**WHAT YOU WILL DO**: Go through the data below and gather each line containing "name".

**STORED RECORDS**:
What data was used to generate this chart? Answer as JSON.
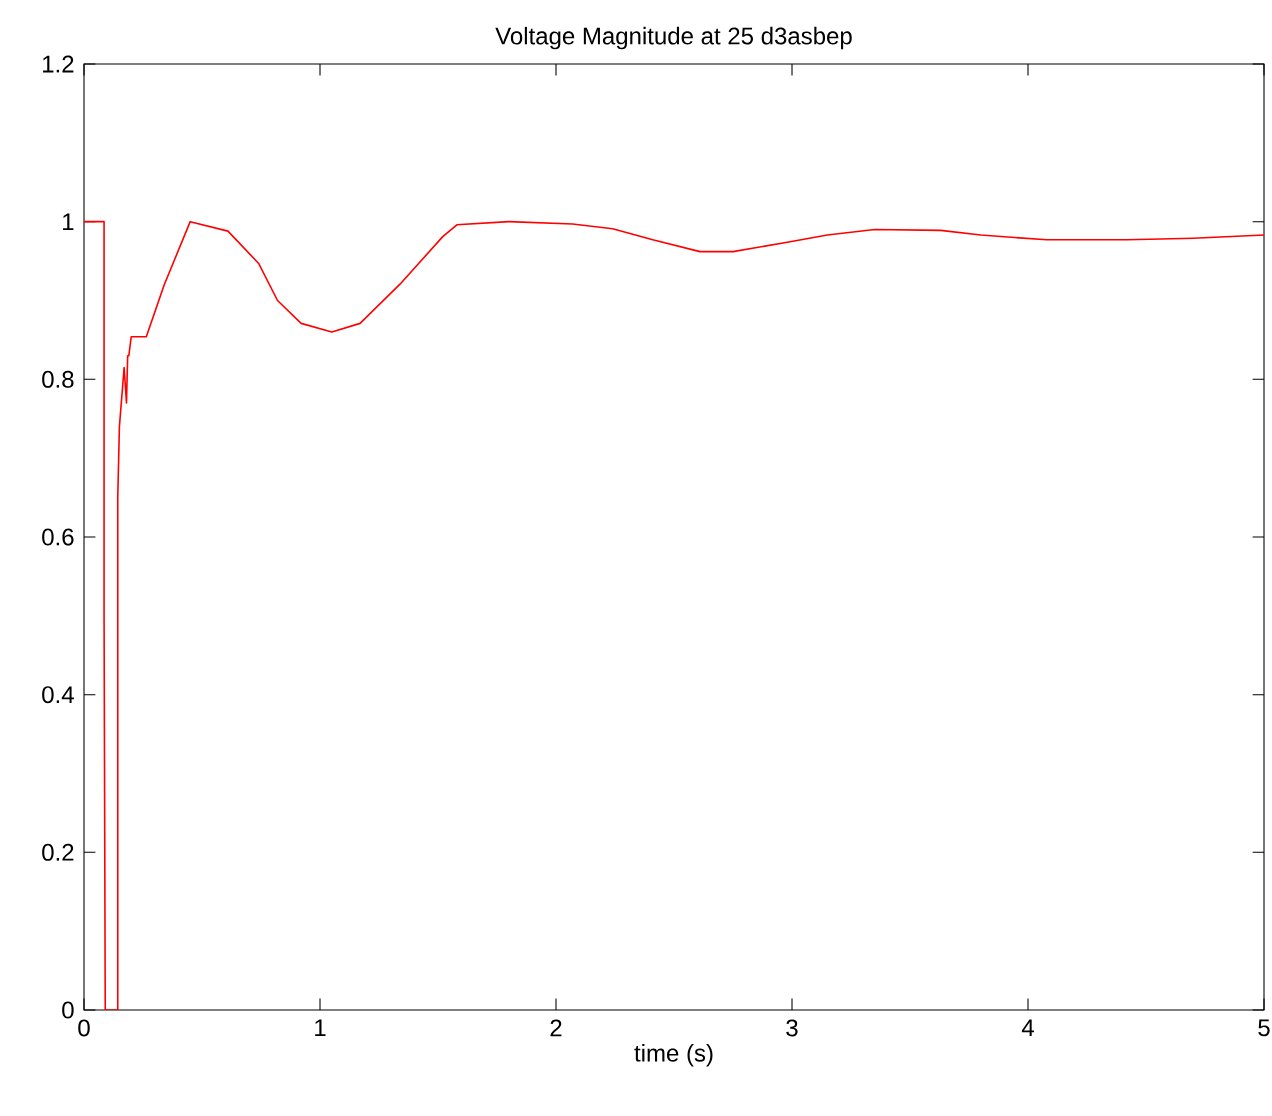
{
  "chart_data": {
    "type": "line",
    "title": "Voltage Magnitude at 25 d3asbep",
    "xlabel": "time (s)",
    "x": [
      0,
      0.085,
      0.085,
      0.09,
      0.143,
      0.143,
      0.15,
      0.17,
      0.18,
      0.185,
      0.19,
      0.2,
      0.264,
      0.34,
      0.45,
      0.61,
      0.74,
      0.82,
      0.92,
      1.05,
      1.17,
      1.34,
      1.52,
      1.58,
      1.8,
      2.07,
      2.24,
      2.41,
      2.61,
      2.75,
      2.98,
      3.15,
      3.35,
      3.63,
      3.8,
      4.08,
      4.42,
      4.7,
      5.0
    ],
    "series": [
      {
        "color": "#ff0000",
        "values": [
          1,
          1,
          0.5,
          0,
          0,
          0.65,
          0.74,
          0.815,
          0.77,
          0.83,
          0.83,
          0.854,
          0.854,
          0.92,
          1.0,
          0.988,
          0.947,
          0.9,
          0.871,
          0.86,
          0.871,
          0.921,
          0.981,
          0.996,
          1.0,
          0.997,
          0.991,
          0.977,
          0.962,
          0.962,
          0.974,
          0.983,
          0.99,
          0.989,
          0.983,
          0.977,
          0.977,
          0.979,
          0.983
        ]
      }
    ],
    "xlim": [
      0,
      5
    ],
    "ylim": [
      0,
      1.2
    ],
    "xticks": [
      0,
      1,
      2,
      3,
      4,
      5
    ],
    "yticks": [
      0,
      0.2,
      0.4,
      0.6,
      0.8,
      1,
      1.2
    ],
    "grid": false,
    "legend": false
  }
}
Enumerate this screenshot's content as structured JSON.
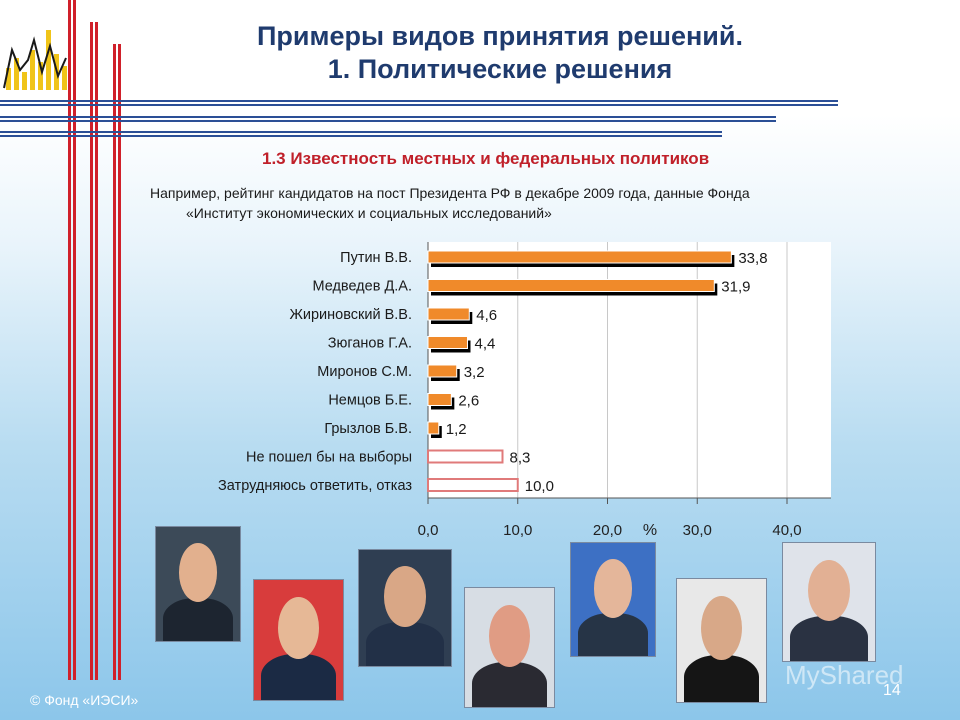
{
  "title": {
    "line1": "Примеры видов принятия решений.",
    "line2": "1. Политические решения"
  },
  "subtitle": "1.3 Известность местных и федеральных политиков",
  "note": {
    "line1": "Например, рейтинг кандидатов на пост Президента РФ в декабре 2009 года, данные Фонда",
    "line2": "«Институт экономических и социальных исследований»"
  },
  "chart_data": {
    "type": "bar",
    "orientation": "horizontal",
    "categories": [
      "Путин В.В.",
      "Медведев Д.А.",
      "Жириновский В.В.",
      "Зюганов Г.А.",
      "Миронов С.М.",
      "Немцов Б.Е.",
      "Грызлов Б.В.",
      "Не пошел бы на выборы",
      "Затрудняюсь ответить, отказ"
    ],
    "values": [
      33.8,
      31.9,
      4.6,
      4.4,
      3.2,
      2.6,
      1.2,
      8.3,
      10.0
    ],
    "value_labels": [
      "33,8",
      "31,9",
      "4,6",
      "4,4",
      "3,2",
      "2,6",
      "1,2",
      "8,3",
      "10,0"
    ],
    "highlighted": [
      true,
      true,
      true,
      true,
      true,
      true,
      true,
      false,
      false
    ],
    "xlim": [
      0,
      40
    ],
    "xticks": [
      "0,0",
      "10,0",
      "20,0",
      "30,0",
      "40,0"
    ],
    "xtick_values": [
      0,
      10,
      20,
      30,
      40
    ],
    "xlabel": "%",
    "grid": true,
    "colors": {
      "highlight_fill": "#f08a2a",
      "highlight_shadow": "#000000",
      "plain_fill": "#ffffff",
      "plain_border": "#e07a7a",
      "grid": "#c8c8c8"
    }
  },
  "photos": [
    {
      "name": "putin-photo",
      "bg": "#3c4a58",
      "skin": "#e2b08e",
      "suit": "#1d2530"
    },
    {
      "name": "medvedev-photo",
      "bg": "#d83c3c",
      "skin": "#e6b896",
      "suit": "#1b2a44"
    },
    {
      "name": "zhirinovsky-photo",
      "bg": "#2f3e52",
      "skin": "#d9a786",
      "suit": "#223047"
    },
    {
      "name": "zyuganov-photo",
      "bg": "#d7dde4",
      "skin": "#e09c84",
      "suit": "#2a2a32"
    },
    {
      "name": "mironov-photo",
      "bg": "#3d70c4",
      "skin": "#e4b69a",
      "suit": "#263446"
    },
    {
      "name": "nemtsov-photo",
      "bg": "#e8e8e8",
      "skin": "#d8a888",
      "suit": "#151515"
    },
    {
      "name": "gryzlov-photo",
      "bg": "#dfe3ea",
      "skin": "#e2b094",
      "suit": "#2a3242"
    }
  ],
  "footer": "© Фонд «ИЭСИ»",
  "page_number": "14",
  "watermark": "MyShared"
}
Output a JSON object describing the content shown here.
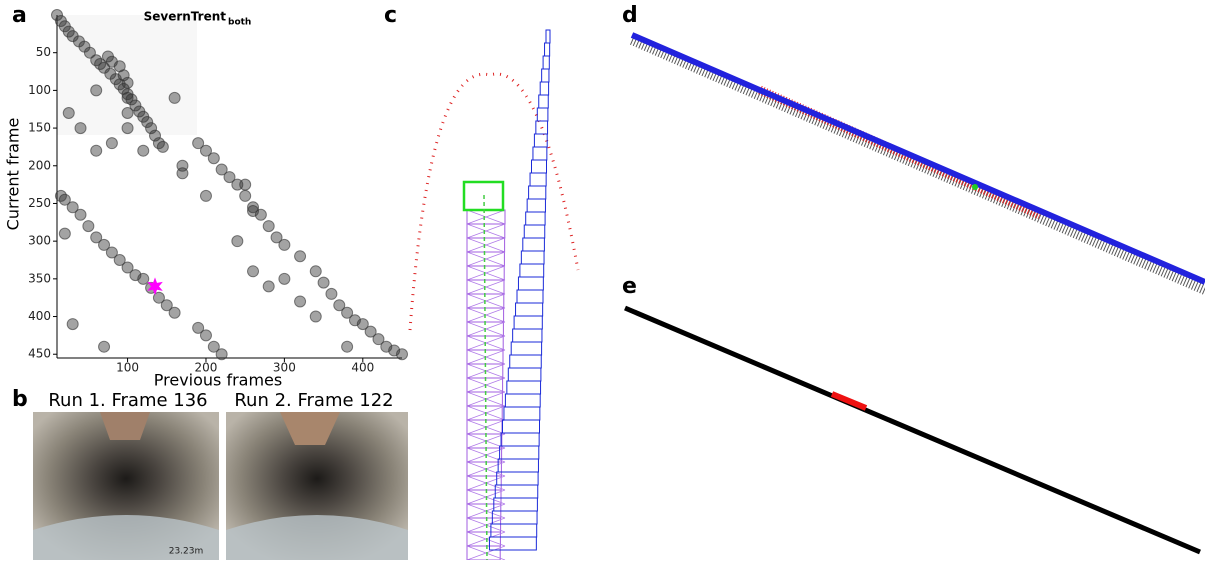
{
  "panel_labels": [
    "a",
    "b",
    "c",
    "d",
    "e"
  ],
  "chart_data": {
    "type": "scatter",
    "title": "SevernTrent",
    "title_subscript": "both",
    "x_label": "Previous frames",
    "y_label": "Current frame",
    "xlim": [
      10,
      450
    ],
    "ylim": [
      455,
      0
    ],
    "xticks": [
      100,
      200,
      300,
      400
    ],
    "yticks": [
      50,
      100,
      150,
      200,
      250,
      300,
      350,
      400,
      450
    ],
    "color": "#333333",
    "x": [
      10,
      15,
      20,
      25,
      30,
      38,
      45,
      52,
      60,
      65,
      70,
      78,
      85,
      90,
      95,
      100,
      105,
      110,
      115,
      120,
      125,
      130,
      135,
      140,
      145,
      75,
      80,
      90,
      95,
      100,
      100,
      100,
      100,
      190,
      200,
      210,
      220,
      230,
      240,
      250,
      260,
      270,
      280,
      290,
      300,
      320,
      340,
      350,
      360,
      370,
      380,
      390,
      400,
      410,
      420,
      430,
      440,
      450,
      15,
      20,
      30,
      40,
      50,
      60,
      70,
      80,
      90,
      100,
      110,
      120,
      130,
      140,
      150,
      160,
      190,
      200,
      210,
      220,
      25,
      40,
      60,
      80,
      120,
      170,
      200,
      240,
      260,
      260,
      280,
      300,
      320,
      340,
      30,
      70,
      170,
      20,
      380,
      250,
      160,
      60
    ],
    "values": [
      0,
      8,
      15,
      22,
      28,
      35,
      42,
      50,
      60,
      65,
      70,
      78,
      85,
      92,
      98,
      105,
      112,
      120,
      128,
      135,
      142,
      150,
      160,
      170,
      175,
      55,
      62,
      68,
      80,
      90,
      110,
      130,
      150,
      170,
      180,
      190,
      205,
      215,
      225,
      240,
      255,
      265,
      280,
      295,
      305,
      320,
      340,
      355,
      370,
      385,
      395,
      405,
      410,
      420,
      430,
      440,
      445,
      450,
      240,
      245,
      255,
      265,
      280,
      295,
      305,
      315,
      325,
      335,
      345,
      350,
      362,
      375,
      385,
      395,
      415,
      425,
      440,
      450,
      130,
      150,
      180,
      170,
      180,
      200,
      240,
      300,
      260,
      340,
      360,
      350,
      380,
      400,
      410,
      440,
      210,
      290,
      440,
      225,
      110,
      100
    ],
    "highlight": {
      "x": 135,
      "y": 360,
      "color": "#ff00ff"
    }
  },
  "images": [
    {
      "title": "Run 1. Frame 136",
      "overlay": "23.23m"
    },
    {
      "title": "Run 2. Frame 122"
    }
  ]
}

**FULL ANSWER**:
      "name": "putin-photo",
      "name": "medvedev-photo",
      "name": "zhirinovsky-photo",
      "name": "zyuganov-photo",
      "name": "mironov-photo",
      "name": "nemtsov-photo",
      "name": "gryzlov-photo",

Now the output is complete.